# Set problem:
Which lines hold the string "dashed"? Copy every one of them.

Excerpts from a figure dataset:

## Begin

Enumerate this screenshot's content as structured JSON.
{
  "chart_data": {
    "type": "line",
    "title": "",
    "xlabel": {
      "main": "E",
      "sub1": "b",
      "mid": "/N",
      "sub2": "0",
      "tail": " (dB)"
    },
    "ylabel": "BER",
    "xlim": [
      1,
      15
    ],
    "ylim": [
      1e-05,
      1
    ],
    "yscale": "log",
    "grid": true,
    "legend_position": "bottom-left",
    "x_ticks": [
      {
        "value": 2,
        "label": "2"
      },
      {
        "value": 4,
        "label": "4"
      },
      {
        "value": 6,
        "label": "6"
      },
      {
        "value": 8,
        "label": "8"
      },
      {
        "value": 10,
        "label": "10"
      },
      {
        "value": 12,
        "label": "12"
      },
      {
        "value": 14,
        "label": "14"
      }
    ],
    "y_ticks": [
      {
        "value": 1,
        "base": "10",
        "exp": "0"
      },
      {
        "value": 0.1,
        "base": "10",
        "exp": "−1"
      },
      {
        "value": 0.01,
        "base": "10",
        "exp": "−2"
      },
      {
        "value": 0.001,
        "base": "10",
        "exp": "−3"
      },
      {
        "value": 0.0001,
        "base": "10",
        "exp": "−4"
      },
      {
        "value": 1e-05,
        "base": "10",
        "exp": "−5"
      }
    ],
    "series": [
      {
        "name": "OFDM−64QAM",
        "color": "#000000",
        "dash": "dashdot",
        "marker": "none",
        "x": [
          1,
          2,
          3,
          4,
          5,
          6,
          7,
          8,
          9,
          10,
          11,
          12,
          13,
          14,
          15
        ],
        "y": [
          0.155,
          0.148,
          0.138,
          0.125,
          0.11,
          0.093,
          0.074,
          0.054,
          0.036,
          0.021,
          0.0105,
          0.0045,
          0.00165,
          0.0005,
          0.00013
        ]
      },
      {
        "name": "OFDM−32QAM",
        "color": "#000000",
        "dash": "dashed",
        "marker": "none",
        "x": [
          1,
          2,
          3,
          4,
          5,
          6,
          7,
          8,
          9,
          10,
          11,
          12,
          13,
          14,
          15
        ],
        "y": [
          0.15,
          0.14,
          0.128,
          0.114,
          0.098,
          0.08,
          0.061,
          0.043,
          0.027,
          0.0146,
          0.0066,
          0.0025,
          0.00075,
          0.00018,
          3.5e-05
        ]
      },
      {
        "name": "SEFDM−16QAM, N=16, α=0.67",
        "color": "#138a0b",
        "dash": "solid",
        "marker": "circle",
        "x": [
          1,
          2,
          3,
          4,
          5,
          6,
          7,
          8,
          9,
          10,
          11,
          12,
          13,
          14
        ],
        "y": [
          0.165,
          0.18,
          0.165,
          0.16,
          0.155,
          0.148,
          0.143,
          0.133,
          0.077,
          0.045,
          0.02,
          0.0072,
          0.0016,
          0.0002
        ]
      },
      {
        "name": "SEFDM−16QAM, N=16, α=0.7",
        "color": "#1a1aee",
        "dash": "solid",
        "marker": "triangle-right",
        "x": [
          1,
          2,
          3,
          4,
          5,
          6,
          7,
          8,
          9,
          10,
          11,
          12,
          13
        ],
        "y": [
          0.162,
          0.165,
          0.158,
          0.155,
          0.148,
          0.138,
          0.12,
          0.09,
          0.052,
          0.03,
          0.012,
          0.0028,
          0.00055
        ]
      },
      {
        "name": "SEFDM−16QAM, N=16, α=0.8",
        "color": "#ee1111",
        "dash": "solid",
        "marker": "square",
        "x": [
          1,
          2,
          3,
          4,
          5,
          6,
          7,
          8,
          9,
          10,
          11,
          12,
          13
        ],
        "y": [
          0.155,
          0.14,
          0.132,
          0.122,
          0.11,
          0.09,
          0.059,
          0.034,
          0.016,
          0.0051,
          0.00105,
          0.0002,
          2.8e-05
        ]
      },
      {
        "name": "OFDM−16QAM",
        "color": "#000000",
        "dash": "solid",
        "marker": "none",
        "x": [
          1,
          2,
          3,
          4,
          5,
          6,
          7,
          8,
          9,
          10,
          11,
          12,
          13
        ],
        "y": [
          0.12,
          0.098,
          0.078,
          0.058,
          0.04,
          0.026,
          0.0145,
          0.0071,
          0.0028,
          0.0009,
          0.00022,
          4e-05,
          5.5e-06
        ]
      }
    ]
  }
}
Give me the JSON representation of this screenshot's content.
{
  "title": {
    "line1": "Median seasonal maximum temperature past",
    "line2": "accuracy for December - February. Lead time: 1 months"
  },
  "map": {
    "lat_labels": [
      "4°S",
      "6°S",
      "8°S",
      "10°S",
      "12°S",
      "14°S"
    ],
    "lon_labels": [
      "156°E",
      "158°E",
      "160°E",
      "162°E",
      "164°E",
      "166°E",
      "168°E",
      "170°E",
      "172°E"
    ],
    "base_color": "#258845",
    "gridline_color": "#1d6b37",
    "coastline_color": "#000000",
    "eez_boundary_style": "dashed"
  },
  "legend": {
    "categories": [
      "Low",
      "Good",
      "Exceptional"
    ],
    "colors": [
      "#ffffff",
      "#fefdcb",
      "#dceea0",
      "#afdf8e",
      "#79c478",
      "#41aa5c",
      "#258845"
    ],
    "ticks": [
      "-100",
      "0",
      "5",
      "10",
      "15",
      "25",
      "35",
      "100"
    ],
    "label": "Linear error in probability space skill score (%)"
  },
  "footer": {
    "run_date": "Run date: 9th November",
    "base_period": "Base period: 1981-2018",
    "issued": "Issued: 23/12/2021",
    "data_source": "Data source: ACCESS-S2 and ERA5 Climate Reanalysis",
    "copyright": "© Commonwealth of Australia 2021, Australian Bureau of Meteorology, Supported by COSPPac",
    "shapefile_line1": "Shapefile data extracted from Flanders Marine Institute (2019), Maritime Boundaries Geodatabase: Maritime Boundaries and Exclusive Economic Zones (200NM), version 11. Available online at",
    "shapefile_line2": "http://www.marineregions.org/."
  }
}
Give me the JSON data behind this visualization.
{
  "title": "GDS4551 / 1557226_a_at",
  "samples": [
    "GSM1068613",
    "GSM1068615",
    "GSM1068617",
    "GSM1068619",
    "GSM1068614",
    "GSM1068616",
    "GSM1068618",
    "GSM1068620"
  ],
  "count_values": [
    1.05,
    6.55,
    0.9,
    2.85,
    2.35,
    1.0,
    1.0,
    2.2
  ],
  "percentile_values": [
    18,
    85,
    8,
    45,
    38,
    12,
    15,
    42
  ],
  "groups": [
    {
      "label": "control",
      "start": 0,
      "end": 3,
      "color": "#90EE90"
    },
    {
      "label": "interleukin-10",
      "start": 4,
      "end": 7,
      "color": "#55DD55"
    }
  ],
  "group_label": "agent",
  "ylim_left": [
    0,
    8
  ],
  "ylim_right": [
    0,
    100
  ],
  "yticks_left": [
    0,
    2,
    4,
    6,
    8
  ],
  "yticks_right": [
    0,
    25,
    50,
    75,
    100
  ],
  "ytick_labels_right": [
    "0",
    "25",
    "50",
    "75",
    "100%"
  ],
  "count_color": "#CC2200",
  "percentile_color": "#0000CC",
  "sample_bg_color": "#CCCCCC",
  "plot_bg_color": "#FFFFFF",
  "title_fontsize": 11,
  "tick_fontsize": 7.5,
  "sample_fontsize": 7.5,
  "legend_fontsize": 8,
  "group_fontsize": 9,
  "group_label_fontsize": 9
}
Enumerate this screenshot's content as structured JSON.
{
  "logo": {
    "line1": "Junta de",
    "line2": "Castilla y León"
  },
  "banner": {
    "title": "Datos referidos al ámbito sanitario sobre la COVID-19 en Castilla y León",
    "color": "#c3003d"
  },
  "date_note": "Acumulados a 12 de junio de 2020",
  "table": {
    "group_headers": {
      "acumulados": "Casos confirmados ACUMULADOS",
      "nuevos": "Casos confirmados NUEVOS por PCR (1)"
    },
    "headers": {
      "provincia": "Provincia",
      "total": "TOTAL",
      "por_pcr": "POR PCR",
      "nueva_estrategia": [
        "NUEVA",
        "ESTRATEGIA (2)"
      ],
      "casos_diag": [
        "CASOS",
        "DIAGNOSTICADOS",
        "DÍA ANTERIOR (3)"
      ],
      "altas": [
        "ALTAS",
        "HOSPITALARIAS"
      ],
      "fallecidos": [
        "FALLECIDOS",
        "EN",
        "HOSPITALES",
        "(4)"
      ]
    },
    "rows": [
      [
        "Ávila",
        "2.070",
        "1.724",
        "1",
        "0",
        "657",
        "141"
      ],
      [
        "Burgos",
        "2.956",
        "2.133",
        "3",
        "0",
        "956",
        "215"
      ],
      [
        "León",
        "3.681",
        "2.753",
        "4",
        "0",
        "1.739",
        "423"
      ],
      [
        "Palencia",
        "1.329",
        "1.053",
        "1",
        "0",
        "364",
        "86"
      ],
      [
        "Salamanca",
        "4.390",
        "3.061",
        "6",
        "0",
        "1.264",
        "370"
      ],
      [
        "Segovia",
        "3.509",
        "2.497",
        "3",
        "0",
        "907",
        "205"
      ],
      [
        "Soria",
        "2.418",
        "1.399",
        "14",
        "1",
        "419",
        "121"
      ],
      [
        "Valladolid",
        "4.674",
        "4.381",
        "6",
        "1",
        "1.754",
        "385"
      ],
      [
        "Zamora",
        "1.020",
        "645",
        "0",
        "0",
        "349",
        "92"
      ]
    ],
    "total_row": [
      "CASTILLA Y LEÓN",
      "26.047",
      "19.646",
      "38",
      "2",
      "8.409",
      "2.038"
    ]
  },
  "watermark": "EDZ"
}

## End

# Expected answer:
        "dash": "dashed",
    "eez_boundary_style": "dashed"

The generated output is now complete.